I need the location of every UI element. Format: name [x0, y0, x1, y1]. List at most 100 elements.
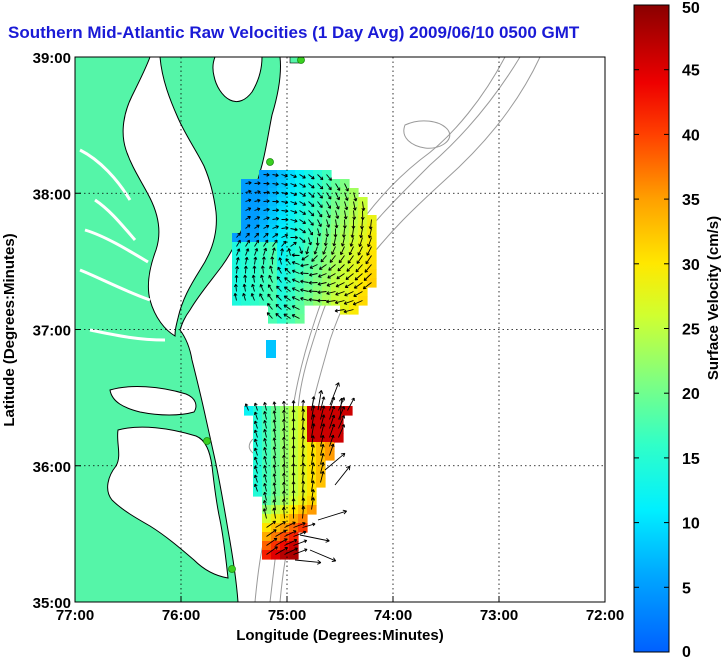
velocity-cell [325, 415, 335, 425]
velocity-cell [262, 424, 272, 434]
velocity-arrow [338, 255, 345, 264]
velocity-arrow [317, 183, 324, 190]
velocity-arrow [331, 246, 336, 255]
velocity-arrow [275, 529, 287, 537]
velocity-cell [334, 415, 344, 425]
velocity-arrow [344, 183, 349, 192]
velocity-arrow [263, 428, 267, 438]
velocity-cell [358, 269, 368, 279]
velocity-cell [232, 251, 242, 261]
velocity-arrow [301, 444, 306, 456]
velocity-arrow [280, 248, 285, 256]
velocity-arrow [311, 480, 315, 492]
velocity-arrow [329, 423, 336, 438]
velocity-cell [268, 242, 278, 252]
velocity-arrow [335, 210, 340, 219]
velocity-arrow [309, 264, 318, 269]
velocity-cell [286, 287, 296, 297]
velocity-arrow [263, 482, 267, 492]
velocity-arrow [233, 283, 238, 292]
velocity-arrow [245, 216, 251, 220]
velocity-arrow [290, 201, 298, 205]
velocity-arrow [272, 401, 277, 411]
velocity-arrow [299, 246, 304, 254]
velocity-arrow [272, 507, 277, 519]
velocity-arrow [338, 397, 344, 421]
velocity-cell [322, 260, 332, 270]
velocity-arrow [287, 248, 292, 256]
velocity-arrow [366, 246, 372, 256]
velocity-arrow [293, 548, 308, 555]
velocity-arrow [263, 247, 268, 256]
velocity-cell [268, 269, 278, 279]
colorbar-tick-label: 45 [682, 63, 700, 80]
velocity-cell [262, 469, 272, 479]
velocity-arrow [299, 237, 306, 243]
velocity-arrow [293, 522, 306, 528]
velocity-arrow [344, 201, 349, 211]
velocity-arrow [259, 293, 264, 301]
velocity-arrow [272, 182, 279, 186]
velocity-arrow [299, 228, 306, 234]
velocity-arrow [243, 265, 248, 274]
velocity-arrow [318, 264, 327, 270]
velocity-arrow [335, 201, 340, 210]
velocity-arrow [263, 446, 267, 456]
velocity-cell [304, 269, 314, 279]
colorbar-tick-label: 20 [682, 386, 700, 403]
velocity-arrow [300, 271, 309, 276]
velocity-cell [307, 406, 317, 416]
velocity-arrow [291, 506, 296, 519]
velocity-arrow [263, 491, 267, 501]
velocity-arrow [311, 462, 315, 474]
velocity-arrow [282, 436, 286, 447]
velocity-cell [262, 451, 272, 461]
velocity-arrow [294, 559, 322, 565]
velocity-arrow [326, 299, 336, 304]
velocity-arrow [269, 265, 273, 274]
velocity-cell [316, 478, 326, 488]
velocity-cell [244, 406, 254, 416]
velocity-cell [250, 269, 260, 279]
velocity-arrow [334, 308, 345, 313]
velocity-arrow [320, 423, 326, 438]
velocity-cell [286, 296, 296, 306]
velocity-arrow [263, 401, 267, 411]
velocity-cell [280, 514, 290, 524]
velocity-cell [322, 278, 332, 288]
velocity-arrow [272, 173, 279, 178]
velocity-arrow [332, 237, 337, 247]
velocity-cell [358, 287, 368, 297]
velocity-arrow [283, 313, 291, 319]
velocity-cell [253, 406, 263, 416]
velocity-arrow [346, 264, 354, 272]
radar-site-1 [297, 57, 305, 64]
velocity-arrow [263, 199, 270, 204]
velocity-arrow [282, 409, 286, 420]
velocity-cell [253, 424, 263, 434]
velocity-cell [253, 460, 263, 470]
velocity-arrow [358, 237, 363, 247]
velocity-cell [271, 433, 281, 443]
velocity-arrow [262, 508, 267, 519]
velocity-arrow [320, 461, 325, 474]
velocity-arrow [311, 435, 315, 447]
velocity-cell [232, 233, 242, 243]
velocity-cell [313, 269, 323, 279]
velocity-arrow [270, 256, 275, 265]
velocity-arrow [359, 228, 364, 239]
velocity-arrow [245, 232, 250, 238]
velocity-arrow [353, 282, 363, 289]
velocity-cell [367, 278, 377, 288]
radar-sites [203, 57, 305, 573]
velocity-cell [271, 442, 281, 452]
velocity-arrow [329, 434, 335, 447]
velocity-arrow [320, 470, 325, 483]
velocity-arrow [301, 462, 306, 474]
velocity-cell [268, 260, 278, 270]
velocity-cell [322, 287, 332, 297]
velocity-cell [250, 260, 260, 270]
velocity-cell [271, 424, 281, 434]
velocity-arrow [335, 183, 341, 191]
velocity-arrow [251, 283, 255, 292]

================================

Copy out all of the records above without changing a character, and omit the picture.

I need the location of every UI element. Format: name [x0, y0, x1, y1]. List at most 100 elements.
velocity-cell [325, 415, 335, 425]
velocity-cell [262, 424, 272, 434]
velocity-arrow [338, 255, 345, 264]
velocity-arrow [317, 183, 324, 190]
velocity-arrow [331, 246, 336, 255]
velocity-arrow [275, 529, 287, 537]
velocity-cell [334, 415, 344, 425]
velocity-arrow [344, 183, 349, 192]
velocity-arrow [263, 428, 267, 438]
velocity-cell [358, 269, 368, 279]
velocity-cell [232, 251, 242, 261]
velocity-arrow [301, 444, 306, 456]
velocity-arrow [280, 248, 285, 256]
velocity-arrow [311, 480, 315, 492]
velocity-arrow [329, 423, 336, 438]
velocity-cell [268, 242, 278, 252]
velocity-arrow [335, 210, 340, 219]
velocity-arrow [309, 264, 318, 269]
velocity-cell [286, 287, 296, 297]
velocity-arrow [263, 482, 267, 492]
velocity-arrow [233, 283, 238, 292]
velocity-arrow [245, 216, 251, 220]
velocity-arrow [290, 201, 298, 205]
velocity-arrow [272, 401, 277, 411]
velocity-arrow [299, 246, 304, 254]
velocity-arrow [272, 507, 277, 519]
velocity-arrow [338, 397, 344, 421]
velocity-cell [322, 260, 332, 270]
velocity-arrow [287, 248, 292, 256]
velocity-arrow [366, 246, 372, 256]
velocity-arrow [293, 548, 308, 555]
velocity-arrow [263, 247, 268, 256]
velocity-cell [268, 269, 278, 279]
colorbar-tick-label: 45 [682, 63, 700, 80]
velocity-cell [262, 469, 272, 479]
velocity-arrow [299, 237, 306, 243]
velocity-arrow [293, 522, 306, 528]
velocity-arrow [344, 201, 349, 211]
velocity-arrow [259, 293, 264, 301]
velocity-arrow [272, 182, 279, 186]
velocity-arrow [299, 228, 306, 234]
velocity-arrow [243, 265, 248, 274]
velocity-arrow [318, 264, 327, 270]
velocity-arrow [335, 201, 340, 210]
velocity-arrow [263, 446, 267, 456]
velocity-cell [304, 269, 314, 279]
colorbar-tick-label: 20 [682, 386, 700, 403]
velocity-arrow [300, 271, 309, 276]
velocity-cell [307, 406, 317, 416]
velocity-arrow [291, 506, 296, 519]
velocity-arrow [263, 491, 267, 501]
velocity-arrow [311, 462, 315, 474]
velocity-arrow [282, 436, 286, 447]
velocity-cell [262, 451, 272, 461]
velocity-arrow [294, 559, 322, 565]
velocity-arrow [326, 299, 336, 304]
velocity-arrow [269, 265, 273, 274]
velocity-cell [316, 478, 326, 488]
velocity-cell [244, 406, 254, 416]
velocity-cell [250, 269, 260, 279]
velocity-arrow [334, 308, 345, 313]
velocity-arrow [320, 423, 326, 438]
velocity-cell [286, 296, 296, 306]
velocity-arrow [263, 401, 267, 411]
velocity-cell [280, 514, 290, 524]
velocity-cell [322, 278, 332, 288]
velocity-arrow [272, 173, 279, 178]
velocity-arrow [332, 237, 337, 247]
velocity-cell [358, 287, 368, 297]
velocity-arrow [283, 313, 291, 319]
velocity-cell [253, 406, 263, 416]
velocity-arrow [346, 264, 354, 272]
radar-site-1 [297, 57, 305, 64]
velocity-arrow [263, 199, 270, 204]
velocity-arrow [282, 409, 286, 420]
velocity-cell [253, 424, 263, 434]
velocity-cell [253, 460, 263, 470]
velocity-arrow [358, 237, 363, 247]
velocity-cell [271, 433, 281, 443]
velocity-arrow [262, 508, 267, 519]
velocity-arrow [320, 461, 325, 474]
velocity-arrow [311, 435, 315, 447]
velocity-cell [232, 233, 242, 243]
velocity-cell [313, 269, 323, 279]
velocity-arrow [270, 256, 275, 265]
velocity-arrow [359, 228, 364, 239]
velocity-arrow [245, 232, 250, 238]
velocity-arrow [353, 282, 363, 289]
velocity-cell [367, 278, 377, 288]
radar-sites [203, 57, 305, 573]
velocity-cell [271, 442, 281, 452]
velocity-arrow [329, 434, 335, 447]
velocity-arrow [320, 470, 325, 483]
velocity-arrow [301, 462, 306, 474]
velocity-cell [268, 260, 278, 270]
velocity-cell [322, 287, 332, 297]
velocity-cell [250, 260, 260, 270]
velocity-cell [271, 424, 281, 434]
velocity-arrow [335, 183, 341, 191]
velocity-arrow [251, 283, 255, 292]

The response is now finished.